Show all lines holding "background".

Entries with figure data
════════

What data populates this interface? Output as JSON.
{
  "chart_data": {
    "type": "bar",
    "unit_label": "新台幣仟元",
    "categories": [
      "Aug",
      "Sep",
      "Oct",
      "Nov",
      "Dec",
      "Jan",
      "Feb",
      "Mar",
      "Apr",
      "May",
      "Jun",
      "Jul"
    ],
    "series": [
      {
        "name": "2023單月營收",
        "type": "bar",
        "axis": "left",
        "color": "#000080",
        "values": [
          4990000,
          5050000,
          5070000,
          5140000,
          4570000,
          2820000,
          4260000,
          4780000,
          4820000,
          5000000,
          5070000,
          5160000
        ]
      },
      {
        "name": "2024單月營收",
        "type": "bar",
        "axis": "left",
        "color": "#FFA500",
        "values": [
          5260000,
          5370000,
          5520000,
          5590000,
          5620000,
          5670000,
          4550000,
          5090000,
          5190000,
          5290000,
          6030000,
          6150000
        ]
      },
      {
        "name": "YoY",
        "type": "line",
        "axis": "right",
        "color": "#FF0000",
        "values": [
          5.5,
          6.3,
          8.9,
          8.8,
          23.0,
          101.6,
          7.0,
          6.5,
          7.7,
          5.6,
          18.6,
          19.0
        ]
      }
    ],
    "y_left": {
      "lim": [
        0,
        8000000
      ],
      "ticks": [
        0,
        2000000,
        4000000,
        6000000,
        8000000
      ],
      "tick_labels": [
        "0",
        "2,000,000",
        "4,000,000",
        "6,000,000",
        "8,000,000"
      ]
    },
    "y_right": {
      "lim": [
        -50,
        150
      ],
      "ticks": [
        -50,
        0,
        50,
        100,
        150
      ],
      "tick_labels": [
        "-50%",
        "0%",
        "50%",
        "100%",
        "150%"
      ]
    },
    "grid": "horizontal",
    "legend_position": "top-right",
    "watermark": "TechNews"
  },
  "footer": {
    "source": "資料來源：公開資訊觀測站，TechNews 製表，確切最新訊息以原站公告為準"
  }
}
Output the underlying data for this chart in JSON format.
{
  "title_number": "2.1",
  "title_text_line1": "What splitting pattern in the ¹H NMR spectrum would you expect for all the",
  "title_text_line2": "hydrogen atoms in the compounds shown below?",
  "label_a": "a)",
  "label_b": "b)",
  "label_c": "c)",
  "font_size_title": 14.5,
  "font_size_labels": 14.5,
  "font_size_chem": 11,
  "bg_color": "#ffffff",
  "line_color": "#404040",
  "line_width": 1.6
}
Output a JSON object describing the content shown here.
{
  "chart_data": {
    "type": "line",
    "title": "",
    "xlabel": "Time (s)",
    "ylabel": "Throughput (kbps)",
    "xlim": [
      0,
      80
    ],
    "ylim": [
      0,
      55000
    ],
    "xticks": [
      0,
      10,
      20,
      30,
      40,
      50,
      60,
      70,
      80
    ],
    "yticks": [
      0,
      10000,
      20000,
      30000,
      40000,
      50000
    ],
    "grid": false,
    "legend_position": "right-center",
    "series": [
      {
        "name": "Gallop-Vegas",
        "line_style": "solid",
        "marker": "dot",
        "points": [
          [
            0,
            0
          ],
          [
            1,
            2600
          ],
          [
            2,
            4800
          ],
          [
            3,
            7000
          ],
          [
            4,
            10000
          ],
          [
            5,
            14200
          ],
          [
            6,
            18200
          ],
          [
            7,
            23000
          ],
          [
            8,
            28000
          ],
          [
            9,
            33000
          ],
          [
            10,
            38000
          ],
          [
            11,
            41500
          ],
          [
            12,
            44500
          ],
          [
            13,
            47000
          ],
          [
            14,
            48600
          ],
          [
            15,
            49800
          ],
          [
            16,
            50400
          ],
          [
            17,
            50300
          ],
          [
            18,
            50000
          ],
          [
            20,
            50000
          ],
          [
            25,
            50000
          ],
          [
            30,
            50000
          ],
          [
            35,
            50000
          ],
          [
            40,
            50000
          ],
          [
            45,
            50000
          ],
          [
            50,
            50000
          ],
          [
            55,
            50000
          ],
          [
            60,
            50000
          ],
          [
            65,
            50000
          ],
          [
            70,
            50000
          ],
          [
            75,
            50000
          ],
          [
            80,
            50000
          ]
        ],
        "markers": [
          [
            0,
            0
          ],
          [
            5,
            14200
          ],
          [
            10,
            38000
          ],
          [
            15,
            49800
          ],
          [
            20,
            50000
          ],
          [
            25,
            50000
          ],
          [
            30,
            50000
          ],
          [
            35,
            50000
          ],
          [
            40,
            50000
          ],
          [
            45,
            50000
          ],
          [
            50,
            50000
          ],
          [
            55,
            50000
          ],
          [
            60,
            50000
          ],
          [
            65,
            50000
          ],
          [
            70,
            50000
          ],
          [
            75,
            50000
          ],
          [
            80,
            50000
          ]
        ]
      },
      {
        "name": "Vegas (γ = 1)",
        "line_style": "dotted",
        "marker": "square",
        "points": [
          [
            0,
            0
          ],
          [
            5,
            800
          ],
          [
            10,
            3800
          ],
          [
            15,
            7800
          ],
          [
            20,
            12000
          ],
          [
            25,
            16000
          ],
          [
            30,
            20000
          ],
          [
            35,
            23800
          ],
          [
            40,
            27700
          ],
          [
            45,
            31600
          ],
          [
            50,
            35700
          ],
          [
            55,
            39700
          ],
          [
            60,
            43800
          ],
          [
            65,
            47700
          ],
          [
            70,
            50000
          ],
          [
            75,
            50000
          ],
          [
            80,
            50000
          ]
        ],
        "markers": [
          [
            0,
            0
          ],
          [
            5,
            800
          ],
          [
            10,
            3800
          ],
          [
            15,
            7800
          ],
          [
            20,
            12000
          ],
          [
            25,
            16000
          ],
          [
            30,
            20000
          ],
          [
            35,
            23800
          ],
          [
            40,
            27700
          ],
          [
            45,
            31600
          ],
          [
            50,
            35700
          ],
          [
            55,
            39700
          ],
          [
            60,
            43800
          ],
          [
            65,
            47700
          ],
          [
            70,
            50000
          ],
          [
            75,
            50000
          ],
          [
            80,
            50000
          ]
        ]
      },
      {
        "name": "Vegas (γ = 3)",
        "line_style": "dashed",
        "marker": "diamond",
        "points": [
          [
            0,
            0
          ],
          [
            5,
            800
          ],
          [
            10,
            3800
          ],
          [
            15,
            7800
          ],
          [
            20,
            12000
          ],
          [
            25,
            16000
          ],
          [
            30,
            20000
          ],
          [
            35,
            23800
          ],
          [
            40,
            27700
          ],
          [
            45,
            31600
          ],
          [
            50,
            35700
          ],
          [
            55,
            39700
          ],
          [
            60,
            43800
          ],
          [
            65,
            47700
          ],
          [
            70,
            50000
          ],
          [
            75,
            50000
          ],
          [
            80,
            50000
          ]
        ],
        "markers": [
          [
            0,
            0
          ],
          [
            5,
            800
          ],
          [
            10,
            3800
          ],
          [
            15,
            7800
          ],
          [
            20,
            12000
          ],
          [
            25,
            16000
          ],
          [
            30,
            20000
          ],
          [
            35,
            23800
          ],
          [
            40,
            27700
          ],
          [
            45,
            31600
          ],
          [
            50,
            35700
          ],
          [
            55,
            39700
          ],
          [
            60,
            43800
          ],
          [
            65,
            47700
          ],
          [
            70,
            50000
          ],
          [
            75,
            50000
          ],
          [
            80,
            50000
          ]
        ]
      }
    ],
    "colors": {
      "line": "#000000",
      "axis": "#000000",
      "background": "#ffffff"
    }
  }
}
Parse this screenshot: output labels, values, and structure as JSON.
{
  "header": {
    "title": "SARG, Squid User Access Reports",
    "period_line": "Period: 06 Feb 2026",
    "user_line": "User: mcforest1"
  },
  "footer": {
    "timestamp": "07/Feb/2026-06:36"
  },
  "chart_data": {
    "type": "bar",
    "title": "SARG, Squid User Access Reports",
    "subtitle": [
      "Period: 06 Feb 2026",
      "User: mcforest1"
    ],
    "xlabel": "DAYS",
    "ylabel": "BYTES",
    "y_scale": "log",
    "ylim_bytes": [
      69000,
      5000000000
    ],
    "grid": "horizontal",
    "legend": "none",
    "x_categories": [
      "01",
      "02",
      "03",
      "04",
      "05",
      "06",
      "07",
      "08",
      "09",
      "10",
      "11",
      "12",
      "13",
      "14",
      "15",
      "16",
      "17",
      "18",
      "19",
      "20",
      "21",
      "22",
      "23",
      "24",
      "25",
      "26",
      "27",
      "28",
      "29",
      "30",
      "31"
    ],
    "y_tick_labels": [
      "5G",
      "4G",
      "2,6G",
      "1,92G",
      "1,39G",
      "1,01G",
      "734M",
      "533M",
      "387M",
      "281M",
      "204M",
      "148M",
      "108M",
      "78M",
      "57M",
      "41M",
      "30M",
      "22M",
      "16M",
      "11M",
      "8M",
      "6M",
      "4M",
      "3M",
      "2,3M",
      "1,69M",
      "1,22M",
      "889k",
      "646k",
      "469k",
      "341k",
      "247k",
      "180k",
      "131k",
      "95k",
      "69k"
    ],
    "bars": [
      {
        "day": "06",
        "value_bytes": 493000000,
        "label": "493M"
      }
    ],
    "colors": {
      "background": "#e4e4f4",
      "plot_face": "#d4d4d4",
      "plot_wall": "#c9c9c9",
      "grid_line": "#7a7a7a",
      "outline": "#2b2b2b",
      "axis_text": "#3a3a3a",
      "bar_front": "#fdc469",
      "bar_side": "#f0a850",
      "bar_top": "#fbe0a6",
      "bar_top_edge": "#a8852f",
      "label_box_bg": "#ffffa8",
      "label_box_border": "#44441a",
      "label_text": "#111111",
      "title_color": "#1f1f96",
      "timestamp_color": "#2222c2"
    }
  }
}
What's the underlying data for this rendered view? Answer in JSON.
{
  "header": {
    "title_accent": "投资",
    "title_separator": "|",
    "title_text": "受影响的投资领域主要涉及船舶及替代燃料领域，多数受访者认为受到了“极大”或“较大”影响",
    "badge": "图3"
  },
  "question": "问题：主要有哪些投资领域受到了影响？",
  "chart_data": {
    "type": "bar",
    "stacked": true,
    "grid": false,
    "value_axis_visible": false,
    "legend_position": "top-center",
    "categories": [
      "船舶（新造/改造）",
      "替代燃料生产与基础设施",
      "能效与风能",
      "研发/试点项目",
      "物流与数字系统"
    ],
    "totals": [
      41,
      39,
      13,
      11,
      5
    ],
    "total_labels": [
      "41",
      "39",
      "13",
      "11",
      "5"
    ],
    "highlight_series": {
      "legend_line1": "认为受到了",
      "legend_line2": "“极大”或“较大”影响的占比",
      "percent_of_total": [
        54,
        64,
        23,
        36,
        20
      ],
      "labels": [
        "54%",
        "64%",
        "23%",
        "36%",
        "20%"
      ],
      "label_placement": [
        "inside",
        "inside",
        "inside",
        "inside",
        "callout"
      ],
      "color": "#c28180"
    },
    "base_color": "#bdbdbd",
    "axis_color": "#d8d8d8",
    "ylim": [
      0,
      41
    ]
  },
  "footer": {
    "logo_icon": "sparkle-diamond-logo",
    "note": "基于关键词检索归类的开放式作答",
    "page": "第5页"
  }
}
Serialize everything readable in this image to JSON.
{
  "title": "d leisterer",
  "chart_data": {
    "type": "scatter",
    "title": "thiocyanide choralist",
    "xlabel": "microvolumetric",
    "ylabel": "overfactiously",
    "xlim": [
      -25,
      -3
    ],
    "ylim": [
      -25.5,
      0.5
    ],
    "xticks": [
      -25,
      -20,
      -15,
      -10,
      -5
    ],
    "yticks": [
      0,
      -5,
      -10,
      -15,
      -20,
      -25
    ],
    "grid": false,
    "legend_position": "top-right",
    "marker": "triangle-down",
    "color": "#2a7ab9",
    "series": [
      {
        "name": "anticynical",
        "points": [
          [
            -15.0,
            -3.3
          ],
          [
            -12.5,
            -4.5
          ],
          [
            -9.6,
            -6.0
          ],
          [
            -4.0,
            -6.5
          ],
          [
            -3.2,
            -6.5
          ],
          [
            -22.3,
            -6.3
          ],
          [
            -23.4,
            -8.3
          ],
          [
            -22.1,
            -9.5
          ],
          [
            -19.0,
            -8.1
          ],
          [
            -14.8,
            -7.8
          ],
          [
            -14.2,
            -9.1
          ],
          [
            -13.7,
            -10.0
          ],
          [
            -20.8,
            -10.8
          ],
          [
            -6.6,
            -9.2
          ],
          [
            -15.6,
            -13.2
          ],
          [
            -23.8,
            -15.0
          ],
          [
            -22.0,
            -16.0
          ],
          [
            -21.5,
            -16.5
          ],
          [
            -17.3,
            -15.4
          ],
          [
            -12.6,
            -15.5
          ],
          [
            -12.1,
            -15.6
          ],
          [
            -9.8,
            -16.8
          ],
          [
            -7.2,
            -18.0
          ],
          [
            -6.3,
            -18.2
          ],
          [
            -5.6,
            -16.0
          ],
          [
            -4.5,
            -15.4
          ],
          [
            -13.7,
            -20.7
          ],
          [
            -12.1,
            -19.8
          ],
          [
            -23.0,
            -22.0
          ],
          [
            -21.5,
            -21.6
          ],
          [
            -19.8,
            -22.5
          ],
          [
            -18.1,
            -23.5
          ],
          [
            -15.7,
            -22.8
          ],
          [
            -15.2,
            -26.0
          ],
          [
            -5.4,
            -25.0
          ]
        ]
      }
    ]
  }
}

════════

▸ **REPLY**
      "background": "#ffffff"
      "background": "#e4e4f4",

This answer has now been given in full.